● Extracted records:

============================================================

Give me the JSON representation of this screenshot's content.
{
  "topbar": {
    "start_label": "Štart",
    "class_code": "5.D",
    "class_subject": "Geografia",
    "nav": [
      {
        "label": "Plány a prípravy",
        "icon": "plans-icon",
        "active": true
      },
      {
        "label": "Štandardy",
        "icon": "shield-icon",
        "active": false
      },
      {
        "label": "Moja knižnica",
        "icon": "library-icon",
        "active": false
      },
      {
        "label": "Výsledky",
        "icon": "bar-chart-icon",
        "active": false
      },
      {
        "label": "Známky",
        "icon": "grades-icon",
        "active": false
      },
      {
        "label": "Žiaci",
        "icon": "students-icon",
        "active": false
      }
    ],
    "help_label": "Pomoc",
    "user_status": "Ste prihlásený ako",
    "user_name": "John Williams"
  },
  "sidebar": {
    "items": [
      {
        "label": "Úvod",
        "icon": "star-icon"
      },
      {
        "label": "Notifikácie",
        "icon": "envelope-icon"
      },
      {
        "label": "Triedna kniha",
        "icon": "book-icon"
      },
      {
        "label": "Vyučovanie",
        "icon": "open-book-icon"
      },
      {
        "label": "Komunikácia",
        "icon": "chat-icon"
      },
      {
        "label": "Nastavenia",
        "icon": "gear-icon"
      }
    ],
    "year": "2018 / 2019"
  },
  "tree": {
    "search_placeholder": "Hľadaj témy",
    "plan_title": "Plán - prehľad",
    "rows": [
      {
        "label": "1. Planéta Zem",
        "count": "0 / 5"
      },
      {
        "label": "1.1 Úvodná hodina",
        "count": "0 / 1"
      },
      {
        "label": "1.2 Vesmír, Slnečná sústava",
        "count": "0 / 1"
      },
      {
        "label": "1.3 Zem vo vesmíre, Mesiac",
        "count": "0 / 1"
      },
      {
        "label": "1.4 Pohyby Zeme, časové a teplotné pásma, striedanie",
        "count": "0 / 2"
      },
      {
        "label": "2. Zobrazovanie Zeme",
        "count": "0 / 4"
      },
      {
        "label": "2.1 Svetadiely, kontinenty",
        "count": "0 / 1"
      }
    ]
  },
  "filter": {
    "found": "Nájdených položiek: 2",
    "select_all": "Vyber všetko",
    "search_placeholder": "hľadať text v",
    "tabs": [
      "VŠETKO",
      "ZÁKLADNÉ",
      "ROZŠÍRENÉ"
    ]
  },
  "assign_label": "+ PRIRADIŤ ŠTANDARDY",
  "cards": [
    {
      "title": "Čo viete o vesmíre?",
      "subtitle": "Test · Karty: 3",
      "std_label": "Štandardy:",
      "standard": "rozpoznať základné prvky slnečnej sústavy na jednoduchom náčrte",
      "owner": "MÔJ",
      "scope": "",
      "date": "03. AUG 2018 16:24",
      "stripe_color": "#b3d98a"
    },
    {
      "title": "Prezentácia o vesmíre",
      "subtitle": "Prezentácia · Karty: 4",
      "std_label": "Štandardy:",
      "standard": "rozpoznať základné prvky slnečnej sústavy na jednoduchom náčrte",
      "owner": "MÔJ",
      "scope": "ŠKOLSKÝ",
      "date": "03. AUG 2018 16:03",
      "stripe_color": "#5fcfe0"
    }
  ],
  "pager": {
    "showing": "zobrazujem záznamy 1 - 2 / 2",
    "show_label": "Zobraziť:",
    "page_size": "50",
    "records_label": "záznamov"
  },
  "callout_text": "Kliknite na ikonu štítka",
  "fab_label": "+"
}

============================================================

● Short exercise: Working from the material above, retype it in its entirety without change.

● The solution:
Give me the JSON representation of this screenshot's content.
{
  "topbar": {
    "start_label": "Štart",
    "class_code": "5.D",
    "class_subject": "Geografia",
    "nav": [
      {
        "label": "Plány a prípravy",
        "icon": "plans-icon",
        "active": true
      },
      {
        "label": "Štandardy",
        "icon": "shield-icon",
        "active": false
      },
      {
        "label": "Moja knižnica",
        "icon": "library-icon",
        "active": false
      },
      {
        "label": "Výsledky",
        "icon": "bar-chart-icon",
        "active": false
      },
      {
        "label": "Známky",
        "icon": "grades-icon",
        "active": false
      },
      {
        "label": "Žiaci",
        "icon": "students-icon",
        "active": false
      }
    ],
    "help_label": "Pomoc",
    "user_status": "Ste prihlásený ako",
    "user_name": "John Williams"
  },
  "sidebar": {
    "items": [
      {
        "label": "Úvod",
        "icon": "star-icon"
      },
      {
        "label": "Notifikácie",
        "icon": "envelope-icon"
      },
      {
        "label": "Triedna kniha",
        "icon": "book-icon"
      },
      {
        "label": "Vyučovanie",
        "icon": "open-book-icon"
      },
      {
        "label": "Komunikácia",
        "icon": "chat-icon"
      },
      {
        "label": "Nastavenia",
        "icon": "gear-icon"
      }
    ],
    "year": "2018 / 2019"
  },
  "tree": {
    "search_placeholder": "Hľadaj témy",
    "plan_title": "Plán - prehľad",
    "rows": [
      {
        "label": "1. Planéta Zem",
        "count": "0 / 5"
      },
      {
        "label": "1.1 Úvodná hodina",
        "count": "0 / 1"
      },
      {
        "label": "1.2 Vesmír, Slnečná sústava",
        "count": "0 / 1"
      },
      {
        "label": "1.3 Zem vo vesmíre, Mesiac",
        "count": "0 / 1"
      },
      {
        "label": "1.4 Pohyby Zeme, časové a teplotné pásma, striedanie",
        "count": "0 / 2"
      },
      {
        "label": "2. Zobrazovanie Zeme",
        "count": "0 / 4"
      },
      {
        "label": "2.1 Svetadiely, kontinenty",
        "count": "0 / 1"
      }
    ]
  },
  "filter": {
    "found": "Nájdených položiek: 2",
    "select_all": "Vyber všetko",
    "search_placeholder": "hľadať text v",
    "tabs": [
      "VŠETKO",
      "ZÁKLADNÉ",
      "ROZŠÍRENÉ"
    ]
  },
  "assign_label": "+ PRIRADIŤ ŠTANDARDY",
  "cards": [
    {
      "title": "Čo viete o vesmíre?",
      "subtitle": "Test · Karty: 3",
      "std_label": "Štandardy:",
      "standard": "rozpoznať základné prvky slnečnej sústavy na jednoduchom náčrte",
      "owner": "MÔJ",
      "scope": "",
      "date": "03. AUG 2018 16:24",
      "stripe_color": "#b3d98a"
    },
    {
      "title": "Prezentácia o vesmíre",
      "subtitle": "Prezentácia · Karty: 4",
      "std_label": "Štandardy:",
      "standard": "rozpoznať základné prvky slnečnej sústavy na jednoduchom náčrte",
      "owner": "MÔJ",
      "scope": "ŠKOLSKÝ",
      "date": "03. AUG 2018 16:03",
      "stripe_color": "#5fcfe0"
    }
  ],
  "pager": {
    "showing": "zobrazujem záznamy 1 - 2 / 2",
    "show_label": "Zobraziť:",
    "page_size": "50",
    "records_label": "záznamov"
  },
  "callout_text": "Kliknite na ikonu štítka",
  "fab_label": "+"
}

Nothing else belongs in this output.